Records excerpted from a collection
★ ★ ★ ★ ★

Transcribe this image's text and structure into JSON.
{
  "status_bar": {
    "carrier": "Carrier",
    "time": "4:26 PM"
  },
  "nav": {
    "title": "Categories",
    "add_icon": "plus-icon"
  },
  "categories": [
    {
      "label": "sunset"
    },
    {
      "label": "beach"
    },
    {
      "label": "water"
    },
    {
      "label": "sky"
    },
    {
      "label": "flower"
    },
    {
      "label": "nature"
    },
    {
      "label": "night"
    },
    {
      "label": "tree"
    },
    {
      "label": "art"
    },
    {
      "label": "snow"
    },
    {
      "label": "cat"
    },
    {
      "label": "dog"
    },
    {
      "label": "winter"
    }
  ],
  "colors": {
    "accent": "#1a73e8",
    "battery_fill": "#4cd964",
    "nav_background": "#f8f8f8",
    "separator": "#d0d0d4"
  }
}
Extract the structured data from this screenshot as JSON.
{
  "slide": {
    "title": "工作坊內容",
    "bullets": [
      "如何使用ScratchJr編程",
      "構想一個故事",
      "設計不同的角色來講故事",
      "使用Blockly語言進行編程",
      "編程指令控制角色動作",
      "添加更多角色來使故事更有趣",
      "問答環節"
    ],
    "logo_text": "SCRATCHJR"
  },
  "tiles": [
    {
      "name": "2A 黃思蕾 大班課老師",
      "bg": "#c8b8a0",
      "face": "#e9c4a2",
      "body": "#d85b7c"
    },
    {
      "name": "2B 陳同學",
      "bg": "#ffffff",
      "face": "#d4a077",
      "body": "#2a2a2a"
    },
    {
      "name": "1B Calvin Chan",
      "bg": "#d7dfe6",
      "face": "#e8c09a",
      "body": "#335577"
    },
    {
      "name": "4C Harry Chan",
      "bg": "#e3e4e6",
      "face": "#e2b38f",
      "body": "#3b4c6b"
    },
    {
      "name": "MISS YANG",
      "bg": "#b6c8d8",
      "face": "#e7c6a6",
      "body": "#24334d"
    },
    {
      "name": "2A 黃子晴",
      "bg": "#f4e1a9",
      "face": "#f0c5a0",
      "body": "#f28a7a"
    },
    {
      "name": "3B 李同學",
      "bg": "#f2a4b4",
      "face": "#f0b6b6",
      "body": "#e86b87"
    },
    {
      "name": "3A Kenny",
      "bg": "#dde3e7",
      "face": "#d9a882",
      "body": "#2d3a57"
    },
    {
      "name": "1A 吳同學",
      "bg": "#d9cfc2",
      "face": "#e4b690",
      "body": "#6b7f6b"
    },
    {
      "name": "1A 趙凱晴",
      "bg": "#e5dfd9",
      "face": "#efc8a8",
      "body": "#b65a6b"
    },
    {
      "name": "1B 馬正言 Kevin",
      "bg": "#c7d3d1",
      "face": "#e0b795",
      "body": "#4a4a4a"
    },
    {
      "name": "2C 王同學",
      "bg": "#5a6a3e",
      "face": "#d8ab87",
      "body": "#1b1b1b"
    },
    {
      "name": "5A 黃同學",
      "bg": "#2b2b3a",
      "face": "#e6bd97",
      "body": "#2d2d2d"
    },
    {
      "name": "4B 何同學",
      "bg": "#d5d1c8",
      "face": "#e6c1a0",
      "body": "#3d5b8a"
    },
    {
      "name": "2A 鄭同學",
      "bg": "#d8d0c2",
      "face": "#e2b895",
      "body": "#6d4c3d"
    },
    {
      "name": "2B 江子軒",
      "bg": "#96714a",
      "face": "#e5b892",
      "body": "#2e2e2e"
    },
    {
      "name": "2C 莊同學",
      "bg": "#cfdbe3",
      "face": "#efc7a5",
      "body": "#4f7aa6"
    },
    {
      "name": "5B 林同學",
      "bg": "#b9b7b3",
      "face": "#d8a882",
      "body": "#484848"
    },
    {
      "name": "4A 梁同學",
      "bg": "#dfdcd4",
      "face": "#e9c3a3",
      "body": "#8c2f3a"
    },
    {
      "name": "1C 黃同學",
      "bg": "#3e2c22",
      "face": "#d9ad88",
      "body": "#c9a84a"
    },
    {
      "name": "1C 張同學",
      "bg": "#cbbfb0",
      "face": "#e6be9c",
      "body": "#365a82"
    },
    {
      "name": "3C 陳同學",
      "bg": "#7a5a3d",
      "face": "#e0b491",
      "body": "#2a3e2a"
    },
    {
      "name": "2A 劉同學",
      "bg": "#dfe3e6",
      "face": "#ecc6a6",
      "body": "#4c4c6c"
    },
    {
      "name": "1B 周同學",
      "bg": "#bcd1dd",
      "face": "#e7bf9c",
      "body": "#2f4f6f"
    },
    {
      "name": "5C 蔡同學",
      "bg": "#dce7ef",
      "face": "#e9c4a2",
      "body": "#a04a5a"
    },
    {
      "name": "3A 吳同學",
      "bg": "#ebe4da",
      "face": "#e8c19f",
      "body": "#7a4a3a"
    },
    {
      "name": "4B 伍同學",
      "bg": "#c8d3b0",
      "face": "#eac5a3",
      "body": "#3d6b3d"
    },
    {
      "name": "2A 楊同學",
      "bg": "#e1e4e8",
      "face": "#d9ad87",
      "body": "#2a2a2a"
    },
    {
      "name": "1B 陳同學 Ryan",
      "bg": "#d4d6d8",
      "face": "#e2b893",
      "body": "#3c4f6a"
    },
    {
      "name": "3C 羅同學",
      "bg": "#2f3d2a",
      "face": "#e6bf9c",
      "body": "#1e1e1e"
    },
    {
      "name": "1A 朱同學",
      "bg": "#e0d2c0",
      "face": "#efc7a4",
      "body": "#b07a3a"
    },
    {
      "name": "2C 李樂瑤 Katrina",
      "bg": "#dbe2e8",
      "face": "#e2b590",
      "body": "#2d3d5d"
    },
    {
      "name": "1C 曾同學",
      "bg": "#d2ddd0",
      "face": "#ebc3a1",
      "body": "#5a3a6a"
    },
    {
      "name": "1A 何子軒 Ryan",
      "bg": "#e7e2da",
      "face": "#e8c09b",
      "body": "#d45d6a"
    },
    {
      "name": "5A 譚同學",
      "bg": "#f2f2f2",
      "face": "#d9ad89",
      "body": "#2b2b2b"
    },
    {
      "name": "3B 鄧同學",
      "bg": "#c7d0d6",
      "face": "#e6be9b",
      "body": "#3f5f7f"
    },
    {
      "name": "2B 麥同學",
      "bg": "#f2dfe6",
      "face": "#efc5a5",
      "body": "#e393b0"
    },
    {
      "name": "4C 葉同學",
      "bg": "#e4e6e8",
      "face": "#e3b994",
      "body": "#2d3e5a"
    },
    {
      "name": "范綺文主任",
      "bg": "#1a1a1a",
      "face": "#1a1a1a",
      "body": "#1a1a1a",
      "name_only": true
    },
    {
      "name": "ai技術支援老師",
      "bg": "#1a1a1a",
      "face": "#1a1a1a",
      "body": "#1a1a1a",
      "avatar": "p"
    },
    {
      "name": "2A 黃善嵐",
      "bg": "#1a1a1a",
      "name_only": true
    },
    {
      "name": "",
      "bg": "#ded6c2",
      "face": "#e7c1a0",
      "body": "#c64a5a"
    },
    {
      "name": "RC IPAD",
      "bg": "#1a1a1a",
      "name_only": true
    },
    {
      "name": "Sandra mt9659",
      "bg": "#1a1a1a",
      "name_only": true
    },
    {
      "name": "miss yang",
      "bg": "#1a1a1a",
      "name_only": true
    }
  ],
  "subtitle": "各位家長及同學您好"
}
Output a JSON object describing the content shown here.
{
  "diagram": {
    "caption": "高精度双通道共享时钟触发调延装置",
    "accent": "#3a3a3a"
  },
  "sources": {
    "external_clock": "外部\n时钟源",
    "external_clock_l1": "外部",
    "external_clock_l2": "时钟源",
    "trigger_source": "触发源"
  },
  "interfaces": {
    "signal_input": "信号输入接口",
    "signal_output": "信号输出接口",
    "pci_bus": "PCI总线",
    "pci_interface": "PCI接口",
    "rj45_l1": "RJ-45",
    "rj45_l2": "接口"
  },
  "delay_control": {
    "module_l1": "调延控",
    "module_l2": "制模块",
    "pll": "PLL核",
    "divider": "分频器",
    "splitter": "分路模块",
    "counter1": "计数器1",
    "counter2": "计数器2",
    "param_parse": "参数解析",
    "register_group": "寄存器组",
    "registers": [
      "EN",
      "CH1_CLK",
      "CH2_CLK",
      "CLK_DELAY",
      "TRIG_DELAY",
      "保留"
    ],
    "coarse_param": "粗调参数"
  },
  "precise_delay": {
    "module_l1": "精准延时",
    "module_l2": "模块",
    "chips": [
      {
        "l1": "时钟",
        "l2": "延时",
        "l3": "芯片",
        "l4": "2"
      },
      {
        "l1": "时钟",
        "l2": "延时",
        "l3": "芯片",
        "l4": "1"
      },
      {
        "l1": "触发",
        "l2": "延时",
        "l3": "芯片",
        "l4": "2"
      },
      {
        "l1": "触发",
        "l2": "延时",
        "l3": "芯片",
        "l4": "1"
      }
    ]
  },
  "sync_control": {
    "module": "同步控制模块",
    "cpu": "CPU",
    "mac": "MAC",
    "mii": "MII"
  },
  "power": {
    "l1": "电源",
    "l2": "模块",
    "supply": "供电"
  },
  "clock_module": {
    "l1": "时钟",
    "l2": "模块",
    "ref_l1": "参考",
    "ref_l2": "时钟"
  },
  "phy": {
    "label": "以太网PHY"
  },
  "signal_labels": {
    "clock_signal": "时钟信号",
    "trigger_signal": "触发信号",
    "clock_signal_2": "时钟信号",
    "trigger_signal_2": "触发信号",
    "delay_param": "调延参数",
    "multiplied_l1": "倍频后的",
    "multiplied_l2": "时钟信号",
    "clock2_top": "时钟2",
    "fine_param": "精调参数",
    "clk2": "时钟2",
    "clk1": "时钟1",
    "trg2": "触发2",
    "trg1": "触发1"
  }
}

★ ★ ★ ★ ★

### Direction
Starting with the line that contains "Output a JSON", output every line through the end of the listing above, unchanged.

### Right answer
Output a JSON object describing the content shown here.
{
  "diagram": {
    "caption": "高精度双通道共享时钟触发调延装置",
    "accent": "#3a3a3a"
  },
  "sources": {
    "external_clock": "外部\n时钟源",
    "external_clock_l1": "外部",
    "external_clock_l2": "时钟源",
    "trigger_source": "触发源"
  },
  "interfaces": {
    "signal_input": "信号输入接口",
    "signal_output": "信号输出接口",
    "pci_bus": "PCI总线",
    "pci_interface": "PCI接口",
    "rj45_l1": "RJ-45",
    "rj45_l2": "接口"
  },
  "delay_control": {
    "module_l1": "调延控",
    "module_l2": "制模块",
    "pll": "PLL核",
    "divider": "分频器",
    "splitter": "分路模块",
    "counter1": "计数器1",
    "counter2": "计数器2",
    "param_parse": "参数解析",
    "register_group": "寄存器组",
    "registers": [
      "EN",
      "CH1_CLK",
      "CH2_CLK",
      "CLK_DELAY",
      "TRIG_DELAY",
      "保留"
    ],
    "coarse_param": "粗调参数"
  },
  "precise_delay": {
    "module_l1": "精准延时",
    "module_l2": "模块",
    "chips": [
      {
        "l1": "时钟",
        "l2": "延时",
        "l3": "芯片",
        "l4": "2"
      },
      {
        "l1": "时钟",
        "l2": "延时",
        "l3": "芯片",
        "l4": "1"
      },
      {
        "l1": "触发",
        "l2": "延时",
        "l3": "芯片",
        "l4": "2"
      },
      {
        "l1": "触发",
        "l2": "延时",
        "l3": "芯片",
        "l4": "1"
      }
    ]
  },
  "sync_control": {
    "module": "同步控制模块",
    "cpu": "CPU",
    "mac": "MAC",
    "mii": "MII"
  },
  "power": {
    "l1": "电源",
    "l2": "模块",
    "supply": "供电"
  },
  "clock_module": {
    "l1": "时钟",
    "l2": "模块",
    "ref_l1": "参考",
    "ref_l2": "时钟"
  },
  "phy": {
    "label": "以太网PHY"
  },
  "signal_labels": {
    "clock_signal": "时钟信号",
    "trigger_signal": "触发信号",
    "clock_signal_2": "时钟信号",
    "trigger_signal_2": "触发信号",
    "delay_param": "调延参数",
    "multiplied_l1": "倍频后的",
    "multiplied_l2": "时钟信号",
    "clock2_top": "时钟2",
    "fine_param": "精调参数",
    "clk2": "时钟2",
    "clk1": "时钟1",
    "trg2": "触发2",
    "trg1": "触发1"
  }
}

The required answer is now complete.